WHAT THIS TASK INVOLVES: Go through the listing beneath this task and return every line that carries the string "search".

DATA SHOWN:
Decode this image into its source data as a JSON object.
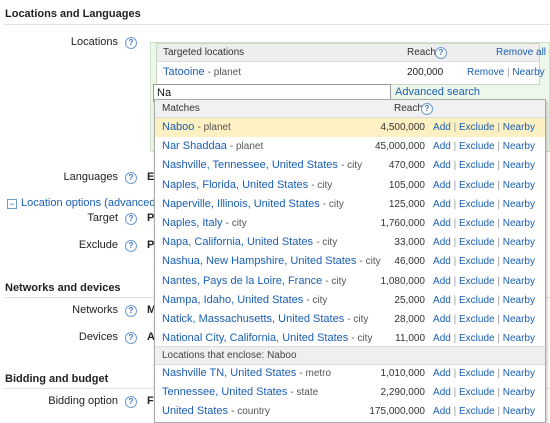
{
  "sections": {
    "locations_languages": "Locations and Languages",
    "networks_devices": "Networks and devices",
    "bidding_budget": "Bidding and budget"
  },
  "labels": {
    "locations": "Locations",
    "languages": "Languages",
    "location_options": "Location options (advanced)",
    "target": "Target",
    "exclude": "Exclude",
    "networks": "Networks",
    "devices": "Devices",
    "bidding_option": "Bidding option",
    "help_glyph": "?",
    "collapse_glyph": "−"
  },
  "truncated_values": {
    "languages": "E",
    "target": "P",
    "exclude": "P",
    "networks": "M",
    "devices": "A",
    "bidding_option": "F"
  },
  "targeted": {
    "header": "Targeted locations",
    "reach_header": "Reach",
    "remove_all": "Remove all",
    "row": {
      "name": "Tatooine",
      "type": "- planet",
      "reach": "200,000",
      "remove": "Remove",
      "sep": "|",
      "nearby": "Nearby"
    }
  },
  "search": {
    "value": "Na",
    "advanced_label": "Advanced search"
  },
  "dropdown": {
    "matches_header": "Matches",
    "reach_header": "Reach",
    "action_add": "Add",
    "action_exclude": "Exclude",
    "action_nearby": "Nearby",
    "sep": "|",
    "matches": [
      {
        "name": "Naboo",
        "type": "- planet",
        "reach": "4,500,000"
      },
      {
        "name": "Nar Shaddaa",
        "type": "- planet",
        "reach": "45,000,000"
      },
      {
        "name": "Nashville, Tennessee, United States",
        "type": "- city",
        "reach": "470,000"
      },
      {
        "name": "Naples, Florida, United States",
        "type": "- city",
        "reach": "105,000"
      },
      {
        "name": "Naperville, Illinois, United States",
        "type": "- city",
        "reach": "125,000"
      },
      {
        "name": "Naples, Italy",
        "type": "- city",
        "reach": "1,760,000"
      },
      {
        "name": "Napa, California, United States",
        "type": "- city",
        "reach": "33,000"
      },
      {
        "name": "Nashua, New Hampshire, United States",
        "type": "- city",
        "reach": "46,000"
      },
      {
        "name": "Nantes, Pays de la Loire, France",
        "type": "- city",
        "reach": "1,080,000"
      },
      {
        "name": "Nampa, Idaho, United States",
        "type": "- city",
        "reach": "25,000"
      },
      {
        "name": "Natick, Massachusetts, United States",
        "type": "- city",
        "reach": "28,000"
      },
      {
        "name": "National City, California, United States",
        "type": "- city",
        "reach": "11,000"
      }
    ],
    "enclose_header": "Locations that enclose: Naboo",
    "enclosing": [
      {
        "name": "Nashville TN, United States",
        "type": "- metro",
        "reach": "1,010,000"
      },
      {
        "name": "Tennessee, United States",
        "type": "- state",
        "reach": "2,290,000"
      },
      {
        "name": "United States",
        "type": "- country",
        "reach": "175,000,000"
      }
    ]
  }
}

SOLUTION FOR THIS PROBLEM:
  "search": {
    "advanced_label": "Advanced search"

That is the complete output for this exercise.